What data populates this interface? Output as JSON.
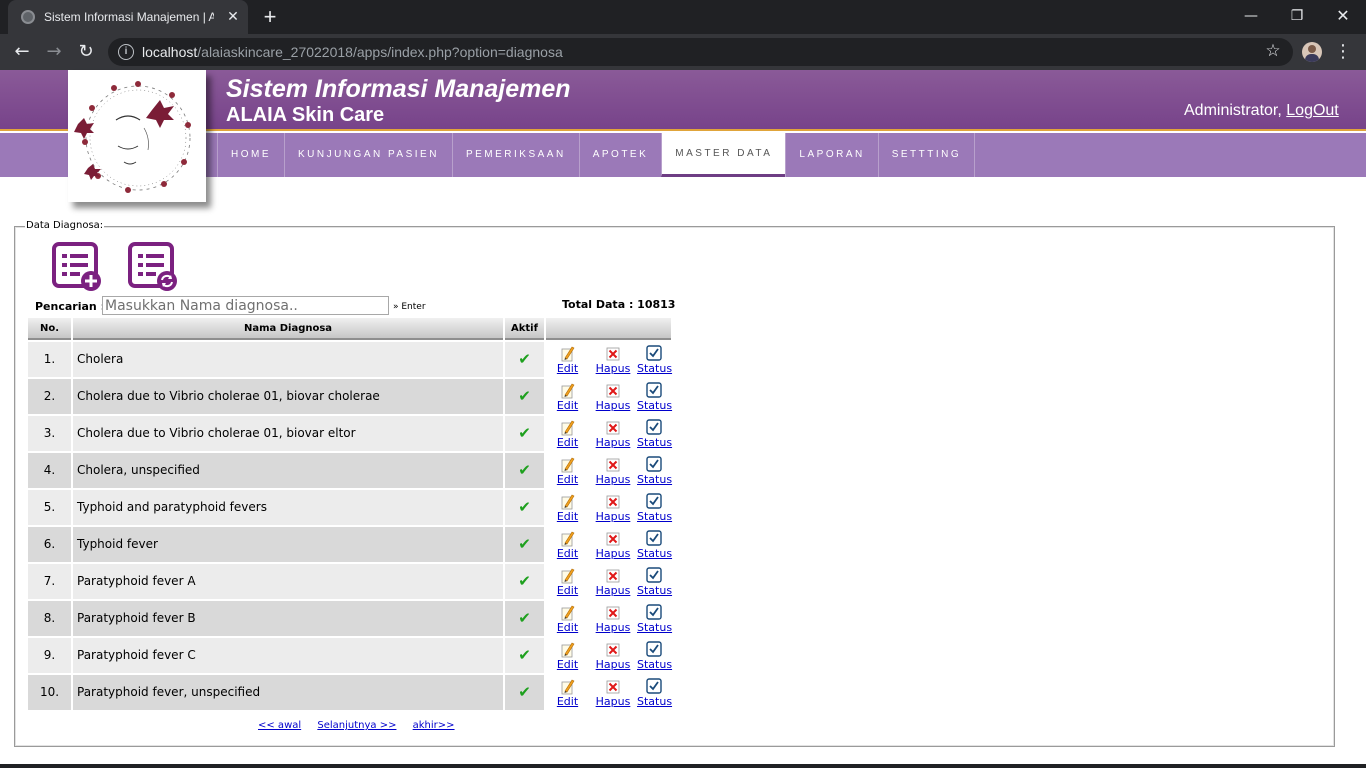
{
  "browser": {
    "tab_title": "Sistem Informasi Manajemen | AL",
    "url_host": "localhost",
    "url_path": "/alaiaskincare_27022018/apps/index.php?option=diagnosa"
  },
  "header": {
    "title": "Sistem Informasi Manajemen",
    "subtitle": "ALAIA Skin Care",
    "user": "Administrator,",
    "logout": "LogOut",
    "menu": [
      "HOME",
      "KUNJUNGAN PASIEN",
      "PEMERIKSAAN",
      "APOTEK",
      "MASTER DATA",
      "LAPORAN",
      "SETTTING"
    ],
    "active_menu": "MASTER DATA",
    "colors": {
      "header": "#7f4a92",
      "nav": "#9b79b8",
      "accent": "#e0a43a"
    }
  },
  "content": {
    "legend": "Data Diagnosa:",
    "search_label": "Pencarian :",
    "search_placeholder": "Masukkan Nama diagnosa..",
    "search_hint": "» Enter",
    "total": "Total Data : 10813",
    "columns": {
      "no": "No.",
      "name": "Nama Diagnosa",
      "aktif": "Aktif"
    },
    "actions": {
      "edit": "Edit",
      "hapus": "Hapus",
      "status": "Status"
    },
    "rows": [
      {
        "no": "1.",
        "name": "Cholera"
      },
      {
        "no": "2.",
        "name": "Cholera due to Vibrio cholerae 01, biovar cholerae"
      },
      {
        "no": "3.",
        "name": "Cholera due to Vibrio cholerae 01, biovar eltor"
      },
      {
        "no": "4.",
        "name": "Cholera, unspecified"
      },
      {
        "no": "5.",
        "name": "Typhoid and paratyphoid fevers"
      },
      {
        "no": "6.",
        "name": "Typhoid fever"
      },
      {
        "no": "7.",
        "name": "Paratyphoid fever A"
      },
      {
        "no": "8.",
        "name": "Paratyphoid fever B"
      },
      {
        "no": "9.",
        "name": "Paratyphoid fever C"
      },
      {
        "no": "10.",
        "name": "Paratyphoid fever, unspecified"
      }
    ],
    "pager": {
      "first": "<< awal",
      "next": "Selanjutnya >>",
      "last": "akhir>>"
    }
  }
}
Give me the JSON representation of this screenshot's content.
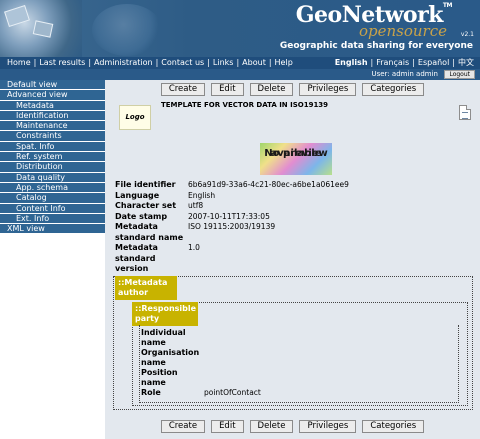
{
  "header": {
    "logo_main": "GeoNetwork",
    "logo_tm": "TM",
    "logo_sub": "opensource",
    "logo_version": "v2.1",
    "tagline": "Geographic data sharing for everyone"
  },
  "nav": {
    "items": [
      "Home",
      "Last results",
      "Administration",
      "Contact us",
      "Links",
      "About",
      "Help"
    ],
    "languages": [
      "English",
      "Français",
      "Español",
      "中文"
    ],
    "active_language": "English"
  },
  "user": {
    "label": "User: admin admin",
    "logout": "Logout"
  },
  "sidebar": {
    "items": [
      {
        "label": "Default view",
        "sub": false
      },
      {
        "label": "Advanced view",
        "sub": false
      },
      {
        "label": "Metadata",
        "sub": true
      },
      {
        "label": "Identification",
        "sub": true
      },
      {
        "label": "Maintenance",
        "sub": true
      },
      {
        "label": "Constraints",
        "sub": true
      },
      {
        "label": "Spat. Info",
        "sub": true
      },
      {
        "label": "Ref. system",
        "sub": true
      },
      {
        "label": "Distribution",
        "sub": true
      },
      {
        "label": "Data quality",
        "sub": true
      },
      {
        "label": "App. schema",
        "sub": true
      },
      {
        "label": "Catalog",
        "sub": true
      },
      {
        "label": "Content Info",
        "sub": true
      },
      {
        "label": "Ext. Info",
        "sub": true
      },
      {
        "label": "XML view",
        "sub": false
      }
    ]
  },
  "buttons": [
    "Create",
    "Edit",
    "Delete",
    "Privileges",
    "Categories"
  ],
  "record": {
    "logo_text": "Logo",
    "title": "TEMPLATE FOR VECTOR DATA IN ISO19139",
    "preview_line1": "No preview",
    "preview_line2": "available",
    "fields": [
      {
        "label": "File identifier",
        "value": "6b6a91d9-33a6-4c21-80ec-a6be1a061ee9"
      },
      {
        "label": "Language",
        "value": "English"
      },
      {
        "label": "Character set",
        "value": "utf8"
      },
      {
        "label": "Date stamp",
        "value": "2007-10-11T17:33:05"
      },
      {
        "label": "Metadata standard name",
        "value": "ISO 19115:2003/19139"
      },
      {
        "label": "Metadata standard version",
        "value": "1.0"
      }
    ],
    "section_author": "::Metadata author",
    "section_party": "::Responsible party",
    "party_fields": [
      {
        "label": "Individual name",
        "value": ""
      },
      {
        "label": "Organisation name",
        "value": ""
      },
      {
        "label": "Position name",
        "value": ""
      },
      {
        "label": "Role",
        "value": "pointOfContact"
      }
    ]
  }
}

*****

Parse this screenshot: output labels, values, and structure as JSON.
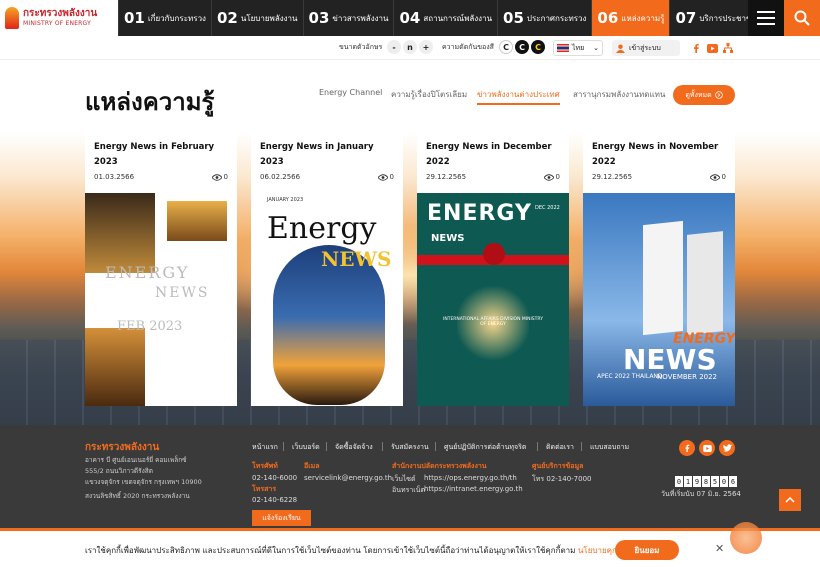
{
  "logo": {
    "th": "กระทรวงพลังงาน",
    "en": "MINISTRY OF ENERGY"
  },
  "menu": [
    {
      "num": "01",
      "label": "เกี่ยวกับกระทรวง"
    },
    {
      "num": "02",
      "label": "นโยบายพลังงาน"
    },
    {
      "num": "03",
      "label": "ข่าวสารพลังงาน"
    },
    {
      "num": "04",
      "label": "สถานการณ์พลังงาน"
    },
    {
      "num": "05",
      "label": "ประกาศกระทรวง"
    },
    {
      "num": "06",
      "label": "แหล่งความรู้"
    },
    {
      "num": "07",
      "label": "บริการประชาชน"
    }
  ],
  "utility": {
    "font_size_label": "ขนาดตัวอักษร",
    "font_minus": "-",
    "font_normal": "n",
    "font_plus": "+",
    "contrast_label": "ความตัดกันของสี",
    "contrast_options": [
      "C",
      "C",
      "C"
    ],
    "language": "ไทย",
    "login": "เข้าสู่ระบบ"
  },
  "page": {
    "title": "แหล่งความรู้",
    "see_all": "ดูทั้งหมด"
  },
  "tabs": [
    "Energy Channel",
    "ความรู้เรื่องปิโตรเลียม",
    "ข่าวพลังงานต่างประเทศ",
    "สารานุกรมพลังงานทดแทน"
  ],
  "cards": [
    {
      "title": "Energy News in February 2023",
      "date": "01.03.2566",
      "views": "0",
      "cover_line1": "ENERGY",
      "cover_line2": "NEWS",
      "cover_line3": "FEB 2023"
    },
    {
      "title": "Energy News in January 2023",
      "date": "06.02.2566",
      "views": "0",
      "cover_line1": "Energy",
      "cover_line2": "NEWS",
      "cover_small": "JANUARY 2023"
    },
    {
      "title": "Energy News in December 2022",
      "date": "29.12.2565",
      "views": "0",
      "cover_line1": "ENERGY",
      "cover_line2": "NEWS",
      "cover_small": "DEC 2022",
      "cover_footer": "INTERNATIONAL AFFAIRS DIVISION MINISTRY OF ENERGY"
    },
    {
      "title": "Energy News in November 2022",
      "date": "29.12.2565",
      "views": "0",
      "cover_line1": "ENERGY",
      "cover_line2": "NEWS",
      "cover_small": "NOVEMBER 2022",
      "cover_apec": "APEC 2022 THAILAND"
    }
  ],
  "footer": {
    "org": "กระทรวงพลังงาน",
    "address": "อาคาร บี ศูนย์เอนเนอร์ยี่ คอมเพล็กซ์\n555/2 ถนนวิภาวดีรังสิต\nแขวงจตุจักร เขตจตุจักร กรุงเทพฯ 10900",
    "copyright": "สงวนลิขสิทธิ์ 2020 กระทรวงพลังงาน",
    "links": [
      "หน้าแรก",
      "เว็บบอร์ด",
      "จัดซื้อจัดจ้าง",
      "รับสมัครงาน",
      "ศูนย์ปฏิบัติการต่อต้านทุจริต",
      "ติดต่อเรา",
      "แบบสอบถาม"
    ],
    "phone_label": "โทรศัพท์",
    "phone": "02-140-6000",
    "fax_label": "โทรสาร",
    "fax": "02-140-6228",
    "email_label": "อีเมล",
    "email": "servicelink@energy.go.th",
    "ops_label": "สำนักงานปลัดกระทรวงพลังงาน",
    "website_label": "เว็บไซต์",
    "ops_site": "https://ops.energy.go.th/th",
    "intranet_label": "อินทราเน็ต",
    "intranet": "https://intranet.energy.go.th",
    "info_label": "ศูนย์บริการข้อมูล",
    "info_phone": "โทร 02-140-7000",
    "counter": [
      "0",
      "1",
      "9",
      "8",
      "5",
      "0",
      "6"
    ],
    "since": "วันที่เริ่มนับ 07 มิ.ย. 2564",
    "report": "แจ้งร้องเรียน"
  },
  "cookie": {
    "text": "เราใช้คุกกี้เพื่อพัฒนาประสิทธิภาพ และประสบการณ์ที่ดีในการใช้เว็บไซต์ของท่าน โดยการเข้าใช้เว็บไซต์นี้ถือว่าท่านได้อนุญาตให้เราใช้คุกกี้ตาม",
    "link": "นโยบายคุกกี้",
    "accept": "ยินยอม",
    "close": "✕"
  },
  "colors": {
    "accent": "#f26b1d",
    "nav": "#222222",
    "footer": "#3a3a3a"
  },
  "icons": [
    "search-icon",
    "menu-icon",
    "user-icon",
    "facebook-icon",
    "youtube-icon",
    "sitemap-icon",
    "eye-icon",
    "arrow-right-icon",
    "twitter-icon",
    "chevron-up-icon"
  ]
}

*****

*GIVEN EXERCISE:*
Write out each line of the data that holds the string "English".

*TASK ANSWER:*
      "English",
    "active_language": "English"
        "value": "English"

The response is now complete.